» **Exercise brief**
Please quote every line word for word.

───── Extracted entries

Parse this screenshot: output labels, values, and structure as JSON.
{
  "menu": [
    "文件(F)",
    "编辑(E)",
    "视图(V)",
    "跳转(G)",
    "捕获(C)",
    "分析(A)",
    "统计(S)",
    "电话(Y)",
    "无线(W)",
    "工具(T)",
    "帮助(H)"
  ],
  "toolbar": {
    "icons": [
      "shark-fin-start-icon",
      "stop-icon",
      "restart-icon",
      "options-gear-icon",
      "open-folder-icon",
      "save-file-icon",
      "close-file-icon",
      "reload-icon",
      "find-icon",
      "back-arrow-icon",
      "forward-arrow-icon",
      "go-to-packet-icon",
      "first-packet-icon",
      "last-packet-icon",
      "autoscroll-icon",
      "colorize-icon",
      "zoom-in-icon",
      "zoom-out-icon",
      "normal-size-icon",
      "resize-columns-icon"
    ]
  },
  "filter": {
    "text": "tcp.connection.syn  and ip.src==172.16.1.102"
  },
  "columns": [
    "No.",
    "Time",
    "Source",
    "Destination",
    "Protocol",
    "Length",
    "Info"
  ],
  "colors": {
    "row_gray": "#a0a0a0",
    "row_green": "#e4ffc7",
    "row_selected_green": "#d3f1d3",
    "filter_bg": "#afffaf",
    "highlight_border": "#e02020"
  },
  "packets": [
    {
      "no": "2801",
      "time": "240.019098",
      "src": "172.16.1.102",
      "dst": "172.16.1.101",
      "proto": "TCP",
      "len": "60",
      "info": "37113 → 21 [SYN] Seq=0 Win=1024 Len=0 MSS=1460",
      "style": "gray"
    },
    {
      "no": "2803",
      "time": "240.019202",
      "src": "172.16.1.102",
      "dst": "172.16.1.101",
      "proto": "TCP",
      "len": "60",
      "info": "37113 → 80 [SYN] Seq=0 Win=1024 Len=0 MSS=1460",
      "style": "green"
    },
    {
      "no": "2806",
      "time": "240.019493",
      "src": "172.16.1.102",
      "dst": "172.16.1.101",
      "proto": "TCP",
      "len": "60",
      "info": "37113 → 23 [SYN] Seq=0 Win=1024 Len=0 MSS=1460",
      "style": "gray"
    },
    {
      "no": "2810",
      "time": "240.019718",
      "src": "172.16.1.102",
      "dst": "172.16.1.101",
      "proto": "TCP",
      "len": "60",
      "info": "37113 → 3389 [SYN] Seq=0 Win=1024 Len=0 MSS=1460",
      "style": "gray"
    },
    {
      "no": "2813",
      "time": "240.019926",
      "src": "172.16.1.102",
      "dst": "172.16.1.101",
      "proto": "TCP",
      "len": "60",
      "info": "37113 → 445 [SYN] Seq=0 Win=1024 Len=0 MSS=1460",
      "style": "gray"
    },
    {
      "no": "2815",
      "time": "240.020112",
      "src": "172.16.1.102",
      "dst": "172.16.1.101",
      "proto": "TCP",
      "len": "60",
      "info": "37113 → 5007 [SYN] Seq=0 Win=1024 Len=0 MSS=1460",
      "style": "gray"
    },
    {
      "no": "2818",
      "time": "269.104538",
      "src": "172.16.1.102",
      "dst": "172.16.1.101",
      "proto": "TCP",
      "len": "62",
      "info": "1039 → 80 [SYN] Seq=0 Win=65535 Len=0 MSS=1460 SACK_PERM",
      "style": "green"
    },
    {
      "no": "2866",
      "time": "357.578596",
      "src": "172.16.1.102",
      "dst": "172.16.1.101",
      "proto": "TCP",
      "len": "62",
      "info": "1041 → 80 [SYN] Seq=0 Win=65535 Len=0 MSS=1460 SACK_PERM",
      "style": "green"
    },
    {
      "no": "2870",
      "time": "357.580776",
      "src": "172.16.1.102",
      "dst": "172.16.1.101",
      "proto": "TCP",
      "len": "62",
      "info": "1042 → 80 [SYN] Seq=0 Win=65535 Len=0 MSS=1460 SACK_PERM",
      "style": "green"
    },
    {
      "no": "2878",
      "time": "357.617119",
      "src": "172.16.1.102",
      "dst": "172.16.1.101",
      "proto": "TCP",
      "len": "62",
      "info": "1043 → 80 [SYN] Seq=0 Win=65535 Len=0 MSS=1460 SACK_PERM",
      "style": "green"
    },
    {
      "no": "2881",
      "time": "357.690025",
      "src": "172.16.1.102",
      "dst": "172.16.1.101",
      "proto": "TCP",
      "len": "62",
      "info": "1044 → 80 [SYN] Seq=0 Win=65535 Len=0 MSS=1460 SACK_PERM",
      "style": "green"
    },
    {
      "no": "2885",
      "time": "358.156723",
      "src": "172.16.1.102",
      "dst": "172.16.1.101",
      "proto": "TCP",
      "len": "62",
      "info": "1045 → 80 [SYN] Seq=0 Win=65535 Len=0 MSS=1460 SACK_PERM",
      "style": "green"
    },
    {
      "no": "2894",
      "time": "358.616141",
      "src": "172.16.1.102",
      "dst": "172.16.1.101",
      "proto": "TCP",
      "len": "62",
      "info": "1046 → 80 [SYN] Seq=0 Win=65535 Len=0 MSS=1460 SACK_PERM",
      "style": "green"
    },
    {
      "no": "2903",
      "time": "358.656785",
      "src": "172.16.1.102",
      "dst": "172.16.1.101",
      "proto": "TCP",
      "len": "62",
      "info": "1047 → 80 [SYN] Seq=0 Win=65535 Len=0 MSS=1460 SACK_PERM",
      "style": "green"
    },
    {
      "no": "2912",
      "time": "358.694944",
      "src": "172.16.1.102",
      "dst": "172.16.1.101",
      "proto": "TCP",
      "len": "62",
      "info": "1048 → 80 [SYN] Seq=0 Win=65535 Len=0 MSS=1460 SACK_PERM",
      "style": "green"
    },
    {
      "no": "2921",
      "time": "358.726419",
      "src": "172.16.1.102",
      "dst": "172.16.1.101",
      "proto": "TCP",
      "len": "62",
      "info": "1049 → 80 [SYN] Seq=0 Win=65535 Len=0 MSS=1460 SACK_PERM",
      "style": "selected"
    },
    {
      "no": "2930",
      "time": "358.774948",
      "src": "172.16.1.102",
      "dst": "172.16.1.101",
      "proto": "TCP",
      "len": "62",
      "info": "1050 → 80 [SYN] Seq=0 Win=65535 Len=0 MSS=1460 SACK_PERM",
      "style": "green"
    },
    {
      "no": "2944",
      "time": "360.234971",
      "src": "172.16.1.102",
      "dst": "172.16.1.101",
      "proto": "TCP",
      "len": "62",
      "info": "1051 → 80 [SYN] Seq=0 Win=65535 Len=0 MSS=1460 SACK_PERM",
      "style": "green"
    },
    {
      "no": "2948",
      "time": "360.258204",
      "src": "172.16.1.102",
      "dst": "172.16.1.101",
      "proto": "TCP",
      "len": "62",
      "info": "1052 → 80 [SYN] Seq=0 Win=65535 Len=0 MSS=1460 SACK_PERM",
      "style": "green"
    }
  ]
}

──────────

» **Output**
Parse this screenshot: output labels, values, and structure as JSON.
{
  "menu": [
    "文件(F)",
    "编辑(E)",
    "视图(V)",
    "跳转(G)",
    "捕获(C)",
    "分析(A)",
    "统计(S)",
    "电话(Y)",
    "无线(W)",
    "工具(T)",
    "帮助(H)"
  ],
  "toolbar": {
    "icons": [
      "shark-fin-start-icon",
      "stop-icon",
      "restart-icon",
      "options-gear-icon",
      "open-folder-icon",
      "save-file-icon",
      "close-file-icon",
      "reload-icon",
      "find-icon",
      "back-arrow-icon",
      "forward-arrow-icon",
      "go-to-packet-icon",
      "first-packet-icon",
      "last-packet-icon",
      "autoscroll-icon",
      "colorize-icon",
      "zoom-in-icon",
      "zoom-out-icon",
      "normal-size-icon",
      "resize-columns-icon"
    ]
  },
  "filter": {
    "text": "tcp.connection.syn  and ip.src==172.16.1.102"
  },
  "columns": [
    "No.",
    "Time",
    "Source",
    "Destination",
    "Protocol",
    "Length",
    "Info"
  ],
  "colors": {
    "row_gray": "#a0a0a0",
    "row_green": "#e4ffc7",
    "row_selected_green": "#d3f1d3",
    "filter_bg": "#afffaf",
    "highlight_border": "#e02020"
  },
  "packets": [
    {
      "no": "2801",
      "time": "240.019098",
      "src": "172.16.1.102",
      "dst": "172.16.1.101",
      "proto": "TCP",
      "len": "60",
      "info": "37113 → 21 [SYN] Seq=0 Win=1024 Len=0 MSS=1460",
      "style": "gray"
    },
    {
      "no": "2803",
      "time": "240.019202",
      "src": "172.16.1.102",
      "dst": "172.16.1.101",
      "proto": "TCP",
      "len": "60",
      "info": "37113 → 80 [SYN] Seq=0 Win=1024 Len=0 MSS=1460",
      "style": "green"
    },
    {
      "no": "2806",
      "time": "240.019493",
      "src": "172.16.1.102",
      "dst": "172.16.1.101",
      "proto": "TCP",
      "len": "60",
      "info": "37113 → 23 [SYN] Seq=0 Win=1024 Len=0 MSS=1460",
      "style": "gray"
    },
    {
      "no": "2810",
      "time": "240.019718",
      "src": "172.16.1.102",
      "dst": "172.16.1.101",
      "proto": "TCP",
      "len": "60",
      "info": "37113 → 3389 [SYN] Seq=0 Win=1024 Len=0 MSS=1460",
      "style": "gray"
    },
    {
      "no": "2813",
      "time": "240.019926",
      "src": "172.16.1.102",
      "dst": "172.16.1.101",
      "proto": "TCP",
      "len": "60",
      "info": "37113 → 445 [SYN] Seq=0 Win=1024 Len=0 MSS=1460",
      "style": "gray"
    },
    {
      "no": "2815",
      "time": "240.020112",
      "src": "172.16.1.102",
      "dst": "172.16.1.101",
      "proto": "TCP",
      "len": "60",
      "info": "37113 → 5007 [SYN] Seq=0 Win=1024 Len=0 MSS=1460",
      "style": "gray"
    },
    {
      "no": "2818",
      "time": "269.104538",
      "src": "172.16.1.102",
      "dst": "172.16.1.101",
      "proto": "TCP",
      "len": "62",
      "info": "1039 → 80 [SYN] Seq=0 Win=65535 Len=0 MSS=1460 SACK_PERM",
      "style": "green"
    },
    {
      "no": "2866",
      "time": "357.578596",
      "src": "172.16.1.102",
      "dst": "172.16.1.101",
      "proto": "TCP",
      "len": "62",
      "info": "1041 → 80 [SYN] Seq=0 Win=65535 Len=0 MSS=1460 SACK_PERM",
      "style": "green"
    },
    {
      "no": "2870",
      "time": "357.580776",
      "src": "172.16.1.102",
      "dst": "172.16.1.101",
      "proto": "TCP",
      "len": "62",
      "info": "1042 → 80 [SYN] Seq=0 Win=65535 Len=0 MSS=1460 SACK_PERM",
      "style": "green"
    },
    {
      "no": "2878",
      "time": "357.617119",
      "src": "172.16.1.102",
      "dst": "172.16.1.101",
      "proto": "TCP",
      "len": "62",
      "info": "1043 → 80 [SYN] Seq=0 Win=65535 Len=0 MSS=1460 SACK_PERM",
      "style": "green"
    },
    {
      "no": "2881",
      "time": "357.690025",
      "src": "172.16.1.102",
      "dst": "172.16.1.101",
      "proto": "TCP",
      "len": "62",
      "info": "1044 → 80 [SYN] Seq=0 Win=65535 Len=0 MSS=1460 SACK_PERM",
      "style": "green"
    },
    {
      "no": "2885",
      "time": "358.156723",
      "src": "172.16.1.102",
      "dst": "172.16.1.101",
      "proto": "TCP",
      "len": "62",
      "info": "1045 → 80 [SYN] Seq=0 Win=65535 Len=0 MSS=1460 SACK_PERM",
      "style": "green"
    },
    {
      "no": "2894",
      "time": "358.616141",
      "src": "172.16.1.102",
      "dst": "172.16.1.101",
      "proto": "TCP",
      "len": "62",
      "info": "1046 → 80 [SYN] Seq=0 Win=65535 Len=0 MSS=1460 SACK_PERM",
      "style": "green"
    },
    {
      "no": "2903",
      "time": "358.656785",
      "src": "172.16.1.102",
      "dst": "172.16.1.101",
      "proto": "TCP",
      "len": "62",
      "info": "1047 → 80 [SYN] Seq=0 Win=65535 Len=0 MSS=1460 SACK_PERM",
      "style": "green"
    },
    {
      "no": "2912",
      "time": "358.694944",
      "src": "172.16.1.102",
      "dst": "172.16.1.101",
      "proto": "TCP",
      "len": "62",
      "info": "1048 → 80 [SYN] Seq=0 Win=65535 Len=0 MSS=1460 SACK_PERM",
      "style": "green"
    },
    {
      "no": "2921",
      "time": "358.726419",
      "src": "172.16.1.102",
      "dst": "172.16.1.101",
      "proto": "TCP",
      "len": "62",
      "info": "1049 → 80 [SYN] Seq=0 Win=65535 Len=0 MSS=1460 SACK_PERM",
      "style": "selected"
    },
    {
      "no": "2930",
      "time": "358.774948",
      "src": "172.16.1.102",
      "dst": "172.16.1.101",
      "proto": "TCP",
      "len": "62",
      "info": "1050 → 80 [SYN] Seq=0 Win=65535 Len=0 MSS=1460 SACK_PERM",
      "style": "green"
    },
    {
      "no": "2944",
      "time": "360.234971",
      "src": "172.16.1.102",
      "dst": "172.16.1.101",
      "proto": "TCP",
      "len": "62",
      "info": "1051 → 80 [SYN] Seq=0 Win=65535 Len=0 MSS=1460 SACK_PERM",
      "style": "green"
    },
    {
      "no": "2948",
      "time": "360.258204",
      "src": "172.16.1.102",
      "dst": "172.16.1.101",
      "proto": "TCP",
      "len": "62",
      "info": "1052 → 80 [SYN] Seq=0 Win=65535 Len=0 MSS=1460 SACK_PERM",
      "style": "green"
    }
  ]
}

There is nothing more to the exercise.